#### Work required:
Reproduce every line in the listing that contains the word "halfwidth".

#### Data shown:
___

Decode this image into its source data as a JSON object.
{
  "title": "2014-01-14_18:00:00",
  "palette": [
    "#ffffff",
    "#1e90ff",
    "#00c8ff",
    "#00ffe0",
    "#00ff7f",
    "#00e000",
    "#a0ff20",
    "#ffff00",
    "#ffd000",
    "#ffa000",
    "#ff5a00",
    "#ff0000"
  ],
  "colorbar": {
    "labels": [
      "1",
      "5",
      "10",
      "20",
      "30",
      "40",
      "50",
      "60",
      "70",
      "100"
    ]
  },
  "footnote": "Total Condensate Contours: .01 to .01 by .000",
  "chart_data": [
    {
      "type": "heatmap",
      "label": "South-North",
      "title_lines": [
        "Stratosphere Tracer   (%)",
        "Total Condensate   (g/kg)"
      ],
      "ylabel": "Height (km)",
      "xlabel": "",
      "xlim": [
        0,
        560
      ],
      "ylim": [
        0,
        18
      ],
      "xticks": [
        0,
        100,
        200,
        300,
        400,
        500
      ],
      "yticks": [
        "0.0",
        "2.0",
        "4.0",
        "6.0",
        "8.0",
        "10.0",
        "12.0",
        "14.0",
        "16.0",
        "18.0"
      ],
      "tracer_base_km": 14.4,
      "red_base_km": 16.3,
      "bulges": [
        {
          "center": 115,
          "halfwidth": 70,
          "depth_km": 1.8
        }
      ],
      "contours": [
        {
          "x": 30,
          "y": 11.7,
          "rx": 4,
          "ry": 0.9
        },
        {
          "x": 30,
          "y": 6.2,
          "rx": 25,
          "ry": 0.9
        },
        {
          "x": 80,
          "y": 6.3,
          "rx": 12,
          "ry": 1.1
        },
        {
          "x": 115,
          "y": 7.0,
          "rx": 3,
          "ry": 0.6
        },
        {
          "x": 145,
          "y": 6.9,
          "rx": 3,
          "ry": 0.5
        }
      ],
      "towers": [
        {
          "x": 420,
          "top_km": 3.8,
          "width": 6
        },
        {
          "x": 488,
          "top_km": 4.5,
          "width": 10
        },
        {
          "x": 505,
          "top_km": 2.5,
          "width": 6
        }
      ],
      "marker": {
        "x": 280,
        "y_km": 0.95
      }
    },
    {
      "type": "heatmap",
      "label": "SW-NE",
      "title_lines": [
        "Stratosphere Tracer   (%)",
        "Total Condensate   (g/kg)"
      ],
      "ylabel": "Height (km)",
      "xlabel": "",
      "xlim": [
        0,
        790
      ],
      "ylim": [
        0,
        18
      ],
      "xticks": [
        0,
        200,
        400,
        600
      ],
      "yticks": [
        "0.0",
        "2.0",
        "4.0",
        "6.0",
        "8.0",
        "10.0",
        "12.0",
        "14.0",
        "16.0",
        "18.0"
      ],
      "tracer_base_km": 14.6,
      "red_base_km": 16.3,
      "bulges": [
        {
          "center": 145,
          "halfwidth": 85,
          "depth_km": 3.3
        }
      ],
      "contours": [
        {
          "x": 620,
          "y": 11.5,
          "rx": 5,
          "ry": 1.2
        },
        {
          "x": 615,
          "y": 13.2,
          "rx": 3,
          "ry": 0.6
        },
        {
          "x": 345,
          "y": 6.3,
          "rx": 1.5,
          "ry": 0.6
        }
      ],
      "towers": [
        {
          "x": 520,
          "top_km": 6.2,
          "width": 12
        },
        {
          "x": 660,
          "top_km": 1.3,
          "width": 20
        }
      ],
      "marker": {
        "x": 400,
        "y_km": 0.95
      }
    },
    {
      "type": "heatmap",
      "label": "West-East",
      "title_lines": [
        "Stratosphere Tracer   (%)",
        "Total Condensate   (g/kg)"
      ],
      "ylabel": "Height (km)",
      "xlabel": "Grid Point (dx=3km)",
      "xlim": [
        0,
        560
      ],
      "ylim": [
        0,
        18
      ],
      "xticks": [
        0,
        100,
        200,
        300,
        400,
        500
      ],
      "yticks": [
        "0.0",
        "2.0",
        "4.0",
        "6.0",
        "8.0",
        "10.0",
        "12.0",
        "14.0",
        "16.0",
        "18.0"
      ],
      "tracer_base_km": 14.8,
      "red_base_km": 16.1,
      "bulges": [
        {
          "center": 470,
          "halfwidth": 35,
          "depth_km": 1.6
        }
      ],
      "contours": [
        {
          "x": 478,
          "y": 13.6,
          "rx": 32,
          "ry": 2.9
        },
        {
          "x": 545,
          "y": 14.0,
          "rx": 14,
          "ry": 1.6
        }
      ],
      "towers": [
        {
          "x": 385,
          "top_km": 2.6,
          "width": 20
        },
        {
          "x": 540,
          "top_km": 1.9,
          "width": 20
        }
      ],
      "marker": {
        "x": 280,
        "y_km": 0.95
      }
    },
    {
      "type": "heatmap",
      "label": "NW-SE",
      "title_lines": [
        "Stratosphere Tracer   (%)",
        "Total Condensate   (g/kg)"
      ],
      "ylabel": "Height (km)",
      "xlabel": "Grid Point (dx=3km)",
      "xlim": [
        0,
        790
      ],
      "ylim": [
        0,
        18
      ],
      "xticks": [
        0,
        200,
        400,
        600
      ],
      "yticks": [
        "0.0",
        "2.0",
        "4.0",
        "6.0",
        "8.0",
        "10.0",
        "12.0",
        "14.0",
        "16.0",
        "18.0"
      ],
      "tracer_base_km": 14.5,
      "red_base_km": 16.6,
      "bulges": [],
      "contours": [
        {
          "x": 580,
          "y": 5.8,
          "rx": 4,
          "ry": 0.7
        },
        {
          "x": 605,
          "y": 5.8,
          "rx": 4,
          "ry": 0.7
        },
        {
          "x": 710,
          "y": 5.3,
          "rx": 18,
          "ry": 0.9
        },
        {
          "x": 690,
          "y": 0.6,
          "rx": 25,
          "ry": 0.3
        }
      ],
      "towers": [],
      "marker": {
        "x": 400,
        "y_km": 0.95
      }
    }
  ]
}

___

#### Reply:
          "halfwidth": 70,
          "halfwidth": 85,
          "halfwidth": 35,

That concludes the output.